### THE REQUEST
In the listing below, count the lines containing the string "Output" and state only the number.

### RECORDS PROVIDED
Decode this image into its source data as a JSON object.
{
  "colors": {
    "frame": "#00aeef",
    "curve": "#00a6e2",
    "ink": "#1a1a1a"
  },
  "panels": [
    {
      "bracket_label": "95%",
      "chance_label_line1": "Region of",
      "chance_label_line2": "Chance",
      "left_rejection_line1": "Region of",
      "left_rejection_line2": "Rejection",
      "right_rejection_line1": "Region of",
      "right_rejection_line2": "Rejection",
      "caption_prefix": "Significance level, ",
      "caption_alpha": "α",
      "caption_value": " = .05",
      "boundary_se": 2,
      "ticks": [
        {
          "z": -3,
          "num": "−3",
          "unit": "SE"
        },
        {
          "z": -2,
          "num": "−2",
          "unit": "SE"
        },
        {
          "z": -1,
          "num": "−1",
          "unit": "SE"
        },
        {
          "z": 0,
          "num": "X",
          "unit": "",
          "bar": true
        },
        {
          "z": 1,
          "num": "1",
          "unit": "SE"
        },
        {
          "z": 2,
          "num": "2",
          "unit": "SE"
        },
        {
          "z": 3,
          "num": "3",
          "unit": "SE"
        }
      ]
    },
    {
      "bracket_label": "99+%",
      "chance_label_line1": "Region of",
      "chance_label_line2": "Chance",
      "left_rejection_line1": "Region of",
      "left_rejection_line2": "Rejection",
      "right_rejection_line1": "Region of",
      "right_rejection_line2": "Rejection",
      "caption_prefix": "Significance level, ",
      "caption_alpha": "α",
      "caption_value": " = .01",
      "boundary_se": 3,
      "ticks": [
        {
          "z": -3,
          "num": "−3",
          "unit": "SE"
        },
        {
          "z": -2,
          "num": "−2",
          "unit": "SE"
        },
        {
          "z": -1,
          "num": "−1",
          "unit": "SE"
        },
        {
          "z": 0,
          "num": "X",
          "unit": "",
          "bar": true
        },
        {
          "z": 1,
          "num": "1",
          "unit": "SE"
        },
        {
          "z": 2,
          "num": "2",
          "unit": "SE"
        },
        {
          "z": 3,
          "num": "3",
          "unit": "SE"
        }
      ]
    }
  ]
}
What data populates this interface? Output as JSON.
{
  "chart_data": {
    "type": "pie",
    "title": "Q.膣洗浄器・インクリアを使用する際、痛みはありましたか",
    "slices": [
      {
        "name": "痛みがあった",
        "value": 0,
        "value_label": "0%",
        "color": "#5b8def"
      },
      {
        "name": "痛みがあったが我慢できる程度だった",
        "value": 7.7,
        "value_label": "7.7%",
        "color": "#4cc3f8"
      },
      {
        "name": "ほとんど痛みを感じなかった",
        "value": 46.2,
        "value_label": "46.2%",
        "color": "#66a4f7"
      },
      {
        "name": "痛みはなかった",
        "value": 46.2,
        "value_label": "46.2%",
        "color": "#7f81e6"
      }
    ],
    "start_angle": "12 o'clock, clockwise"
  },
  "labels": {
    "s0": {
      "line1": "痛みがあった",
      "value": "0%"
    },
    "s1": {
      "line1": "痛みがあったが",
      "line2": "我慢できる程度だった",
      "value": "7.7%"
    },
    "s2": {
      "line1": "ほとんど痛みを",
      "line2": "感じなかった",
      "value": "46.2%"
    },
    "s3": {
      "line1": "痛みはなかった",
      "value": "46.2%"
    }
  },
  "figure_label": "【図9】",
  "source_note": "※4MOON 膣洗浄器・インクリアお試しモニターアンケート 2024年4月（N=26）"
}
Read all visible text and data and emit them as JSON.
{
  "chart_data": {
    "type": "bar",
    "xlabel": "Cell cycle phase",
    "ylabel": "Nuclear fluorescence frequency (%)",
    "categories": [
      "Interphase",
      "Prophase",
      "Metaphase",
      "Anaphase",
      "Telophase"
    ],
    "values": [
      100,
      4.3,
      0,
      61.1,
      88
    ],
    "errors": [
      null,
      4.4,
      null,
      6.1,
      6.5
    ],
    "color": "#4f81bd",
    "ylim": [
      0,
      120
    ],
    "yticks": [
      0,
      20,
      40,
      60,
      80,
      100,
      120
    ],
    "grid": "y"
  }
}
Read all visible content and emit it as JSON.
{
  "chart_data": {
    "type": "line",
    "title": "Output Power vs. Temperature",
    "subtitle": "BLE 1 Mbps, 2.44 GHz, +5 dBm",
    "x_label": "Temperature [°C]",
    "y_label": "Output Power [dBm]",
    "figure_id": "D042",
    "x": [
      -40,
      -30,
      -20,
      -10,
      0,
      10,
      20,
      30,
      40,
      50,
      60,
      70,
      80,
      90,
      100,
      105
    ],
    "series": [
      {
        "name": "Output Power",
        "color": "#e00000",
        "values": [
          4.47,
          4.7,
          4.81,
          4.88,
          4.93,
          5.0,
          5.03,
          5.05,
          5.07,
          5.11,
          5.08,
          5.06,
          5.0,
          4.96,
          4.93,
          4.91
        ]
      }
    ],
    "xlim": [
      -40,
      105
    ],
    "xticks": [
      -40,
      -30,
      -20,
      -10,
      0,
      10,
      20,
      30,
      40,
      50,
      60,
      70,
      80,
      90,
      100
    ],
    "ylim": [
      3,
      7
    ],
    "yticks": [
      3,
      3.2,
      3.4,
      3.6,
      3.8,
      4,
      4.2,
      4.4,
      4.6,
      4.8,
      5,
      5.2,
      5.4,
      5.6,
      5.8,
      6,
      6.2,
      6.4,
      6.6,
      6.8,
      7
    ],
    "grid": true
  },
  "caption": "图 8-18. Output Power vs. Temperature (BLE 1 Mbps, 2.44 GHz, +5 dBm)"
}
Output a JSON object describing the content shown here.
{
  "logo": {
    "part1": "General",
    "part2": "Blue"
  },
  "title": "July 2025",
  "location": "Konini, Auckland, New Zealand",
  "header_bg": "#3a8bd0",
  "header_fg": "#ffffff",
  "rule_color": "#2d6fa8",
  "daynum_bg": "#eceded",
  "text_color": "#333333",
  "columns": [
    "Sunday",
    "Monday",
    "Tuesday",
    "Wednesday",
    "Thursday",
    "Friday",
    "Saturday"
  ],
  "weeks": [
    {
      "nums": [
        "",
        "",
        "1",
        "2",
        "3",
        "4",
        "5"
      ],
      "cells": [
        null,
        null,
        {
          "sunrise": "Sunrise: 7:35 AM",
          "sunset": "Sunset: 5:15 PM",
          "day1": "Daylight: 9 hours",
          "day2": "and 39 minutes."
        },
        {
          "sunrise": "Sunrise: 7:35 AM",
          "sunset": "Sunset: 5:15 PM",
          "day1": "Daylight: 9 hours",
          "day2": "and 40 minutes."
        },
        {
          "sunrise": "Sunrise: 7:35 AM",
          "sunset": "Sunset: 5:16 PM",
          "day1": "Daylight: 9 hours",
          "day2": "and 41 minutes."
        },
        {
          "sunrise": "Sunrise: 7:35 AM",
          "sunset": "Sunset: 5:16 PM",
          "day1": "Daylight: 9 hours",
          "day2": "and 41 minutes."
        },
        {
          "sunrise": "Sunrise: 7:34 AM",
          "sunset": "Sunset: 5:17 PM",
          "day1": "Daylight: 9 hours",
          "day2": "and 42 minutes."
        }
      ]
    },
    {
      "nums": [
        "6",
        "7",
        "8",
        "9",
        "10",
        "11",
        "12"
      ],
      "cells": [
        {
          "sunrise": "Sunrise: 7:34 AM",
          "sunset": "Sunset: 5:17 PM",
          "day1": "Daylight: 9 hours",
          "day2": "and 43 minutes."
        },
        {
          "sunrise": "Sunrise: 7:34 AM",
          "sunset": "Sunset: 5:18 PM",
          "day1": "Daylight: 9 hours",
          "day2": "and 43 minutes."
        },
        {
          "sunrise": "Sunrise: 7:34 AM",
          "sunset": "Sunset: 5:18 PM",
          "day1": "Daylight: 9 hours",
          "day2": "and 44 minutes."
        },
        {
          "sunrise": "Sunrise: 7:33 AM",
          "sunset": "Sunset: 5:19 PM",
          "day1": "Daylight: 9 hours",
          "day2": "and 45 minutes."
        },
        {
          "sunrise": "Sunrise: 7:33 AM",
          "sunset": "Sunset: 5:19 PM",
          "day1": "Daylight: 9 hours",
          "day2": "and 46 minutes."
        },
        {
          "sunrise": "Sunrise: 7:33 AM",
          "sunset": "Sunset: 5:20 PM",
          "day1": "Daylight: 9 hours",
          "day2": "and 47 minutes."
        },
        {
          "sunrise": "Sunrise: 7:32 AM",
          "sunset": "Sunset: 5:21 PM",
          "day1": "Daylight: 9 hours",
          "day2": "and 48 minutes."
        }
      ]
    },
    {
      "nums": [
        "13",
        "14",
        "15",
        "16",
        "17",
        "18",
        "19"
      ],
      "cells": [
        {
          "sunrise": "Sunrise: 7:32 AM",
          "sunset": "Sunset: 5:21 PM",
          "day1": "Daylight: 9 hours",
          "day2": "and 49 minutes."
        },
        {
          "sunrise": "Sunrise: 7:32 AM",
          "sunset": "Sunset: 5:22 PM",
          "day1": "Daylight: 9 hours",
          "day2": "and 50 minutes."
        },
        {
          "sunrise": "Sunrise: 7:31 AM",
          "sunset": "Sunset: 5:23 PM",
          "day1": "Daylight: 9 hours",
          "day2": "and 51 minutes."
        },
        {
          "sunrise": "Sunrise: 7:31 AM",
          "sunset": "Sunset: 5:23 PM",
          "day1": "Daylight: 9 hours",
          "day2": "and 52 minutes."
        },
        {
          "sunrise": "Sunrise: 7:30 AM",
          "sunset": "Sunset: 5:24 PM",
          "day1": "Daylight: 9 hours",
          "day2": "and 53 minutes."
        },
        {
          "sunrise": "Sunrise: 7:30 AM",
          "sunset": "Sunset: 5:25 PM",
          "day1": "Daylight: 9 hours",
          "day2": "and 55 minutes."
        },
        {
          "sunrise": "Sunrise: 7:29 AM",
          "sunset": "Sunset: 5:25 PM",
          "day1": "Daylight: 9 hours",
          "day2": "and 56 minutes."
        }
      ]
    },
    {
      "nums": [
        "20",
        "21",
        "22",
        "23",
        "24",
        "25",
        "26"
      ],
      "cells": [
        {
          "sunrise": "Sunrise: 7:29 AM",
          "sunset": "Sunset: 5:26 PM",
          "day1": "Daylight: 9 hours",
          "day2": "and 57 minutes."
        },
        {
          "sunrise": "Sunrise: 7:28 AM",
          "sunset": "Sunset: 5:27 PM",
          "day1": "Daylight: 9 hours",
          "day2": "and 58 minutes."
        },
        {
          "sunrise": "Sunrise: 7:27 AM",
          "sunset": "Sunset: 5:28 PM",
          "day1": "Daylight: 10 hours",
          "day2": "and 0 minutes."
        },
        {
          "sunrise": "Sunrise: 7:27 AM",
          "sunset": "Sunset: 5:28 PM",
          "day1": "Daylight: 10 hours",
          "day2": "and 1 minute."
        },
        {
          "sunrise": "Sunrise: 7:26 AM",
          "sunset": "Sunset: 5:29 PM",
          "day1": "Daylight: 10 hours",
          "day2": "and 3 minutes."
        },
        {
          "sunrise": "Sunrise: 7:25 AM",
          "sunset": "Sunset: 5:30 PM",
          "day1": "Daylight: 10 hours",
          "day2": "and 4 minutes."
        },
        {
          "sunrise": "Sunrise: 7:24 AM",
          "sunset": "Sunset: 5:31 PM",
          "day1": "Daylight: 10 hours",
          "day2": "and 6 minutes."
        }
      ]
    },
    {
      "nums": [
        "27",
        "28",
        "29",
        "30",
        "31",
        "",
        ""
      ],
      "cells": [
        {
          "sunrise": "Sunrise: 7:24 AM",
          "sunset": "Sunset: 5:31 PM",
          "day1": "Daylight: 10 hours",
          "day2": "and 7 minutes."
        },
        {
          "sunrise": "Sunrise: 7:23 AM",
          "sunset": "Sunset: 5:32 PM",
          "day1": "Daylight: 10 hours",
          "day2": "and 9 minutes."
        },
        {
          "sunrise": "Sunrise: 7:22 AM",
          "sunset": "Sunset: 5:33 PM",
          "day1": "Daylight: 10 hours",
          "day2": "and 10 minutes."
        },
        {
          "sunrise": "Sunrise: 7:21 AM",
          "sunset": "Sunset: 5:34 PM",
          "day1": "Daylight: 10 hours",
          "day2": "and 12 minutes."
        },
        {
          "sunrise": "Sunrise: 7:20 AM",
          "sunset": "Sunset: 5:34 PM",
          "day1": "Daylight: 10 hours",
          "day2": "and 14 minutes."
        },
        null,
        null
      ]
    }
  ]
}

### SOLUTION TO THIS EXERCISE
6